* [WHAT IS ASKED]:
Can you output the material exactly as written, minus any pictures it holds?

[START OF MATERIAL FOR THE TASK]

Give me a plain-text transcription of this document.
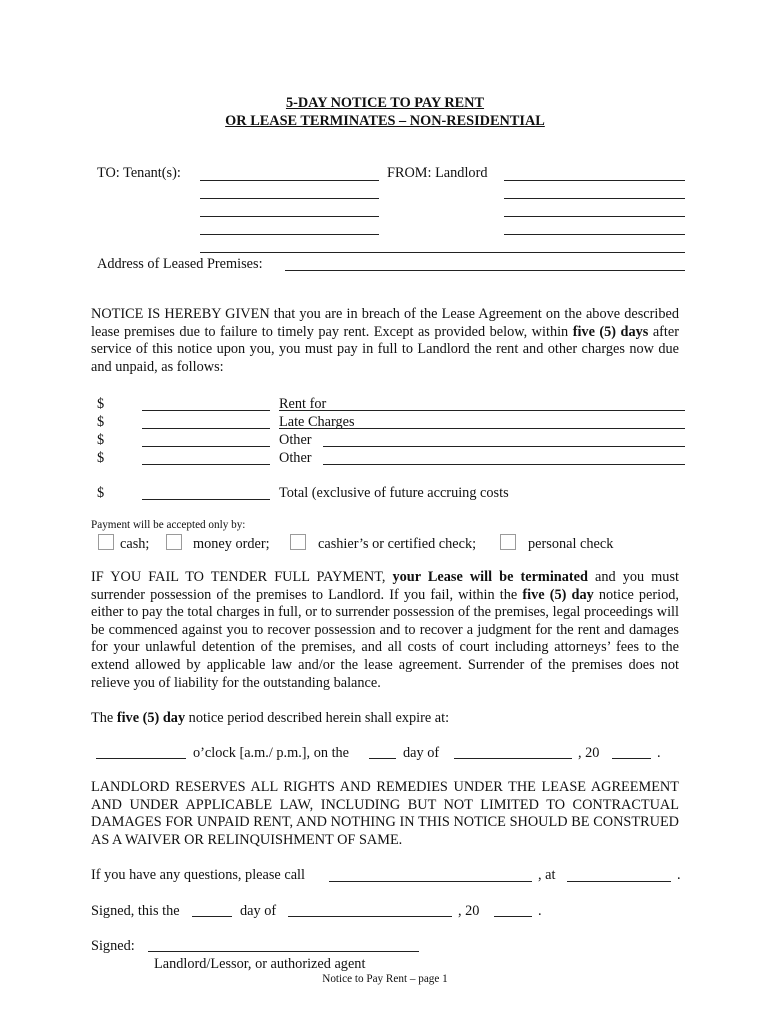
5-DAY NOTICE TO PAY RENT
OR LEASE TERMINATES – NON-RESIDENTIAL
TO: Tenant(s):	FROM: Landlord
Address of Leased Premises:
NOTICE IS HEREBY GIVEN that you are in breach of the Lease Agreement on the above described lease premises due to failure to timely pay rent. Except as provided below, within five (5) days after service of this notice upon you, you must pay in full to Landlord the rent and other charges now due and unpaid, as follows:
$	Rent for
$	Late Charges
$	Other
$	Other
$	Total (exclusive of future accruing costs
Payment will be accepted only by:
cash;	money order;	cashier’s or certified check;	personal check
IF YOU FAIL TO TENDER FULL PAYMENT, your Lease will be terminated and you must surrender possession of the premises to Landlord. If you fail, within the five (5) day notice period, either to pay the total charges in full, or to surrender possession of the premises, legal proceedings will be commenced against you to recover possession and to recover a judgment for the rent and damages for your unlawful detention of the premises, and all costs of court including attorneys’ fees to the extend allowed by applicable law and/or the lease agreement. Surrender of the premises does not relieve you of liability for the outstanding balance.
The five (5) day notice period described herein shall expire at:
o’clock [a.m./ p.m.], on the	day of	, 20	.
LANDLORD RESERVES ALL RIGHTS AND REMEDIES UNDER THE LEASE AGREEMENT AND UNDER APPLICABLE LAW, INCLUDING BUT NOT LIMITED TO CONTRACTUAL DAMAGES FOR UNPAID RENT, AND NOTHING IN THIS NOTICE SHOULD BE CONSTRUED AS A WAIVER OR RELINQUISHMENT OF SAME.
If you have any questions, please call	, at	.
Signed, this the	day of	, 20	.
Signed:
Landlord/Lessor, or authorized agent
Notice to Pay Rent – page 1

[END OF MATERIAL FOR THE TASK]

* [SOLUTION]:
Give me a plain-text transcription of this document.
5-DAY NOTICE TO PAY RENT
OR LEASE TERMINATES – NON-RESIDENTIAL
TO: Tenant(s):	FROM: Landlord
Address of Leased Premises:
NOTICE IS HEREBY GIVEN that you are in breach of the Lease Agreement on the above described lease premises due to failure to timely pay rent. Except as provided below, within five (5) days after service of this notice upon you, you must pay in full to Landlord the rent and other charges now due and unpaid, as follows:
$	Rent for
$	Late Charges
$	Other
$	Other
$	Total (exclusive of future accruing costs
Payment will be accepted only by:
cash;	money order;	cashier’s or certified check;	personal check
IF YOU FAIL TO TENDER FULL PAYMENT, your Lease will be terminated and you must surrender possession of the premises to Landlord. If you fail, within the five (5) day notice period, either to pay the total charges in full, or to surrender possession of the premises, legal proceedings will be commenced against you to recover possession and to recover a judgment for the rent and damages for your unlawful detention of the premises, and all costs of court including attorneys’ fees to the extend allowed by applicable law and/or the lease agreement. Surrender of the premises does not relieve you of liability for the outstanding balance.
The five (5) day notice period described herein shall expire at:
o’clock [a.m./ p.m.], on the	day of	, 20	.
LANDLORD RESERVES ALL RIGHTS AND REMEDIES UNDER THE LEASE AGREEMENT AND UNDER APPLICABLE LAW, INCLUDING BUT NOT LIMITED TO CONTRACTUAL DAMAGES FOR UNPAID RENT, AND NOTHING IN THIS NOTICE SHOULD BE CONSTRUED AS A WAIVER OR RELINQUISHMENT OF SAME.
If you have any questions, please call	, at	.
Signed, this the	day of	, 20	.
Signed:
Landlord/Lessor, or authorized agent
Notice to Pay Rent – page 1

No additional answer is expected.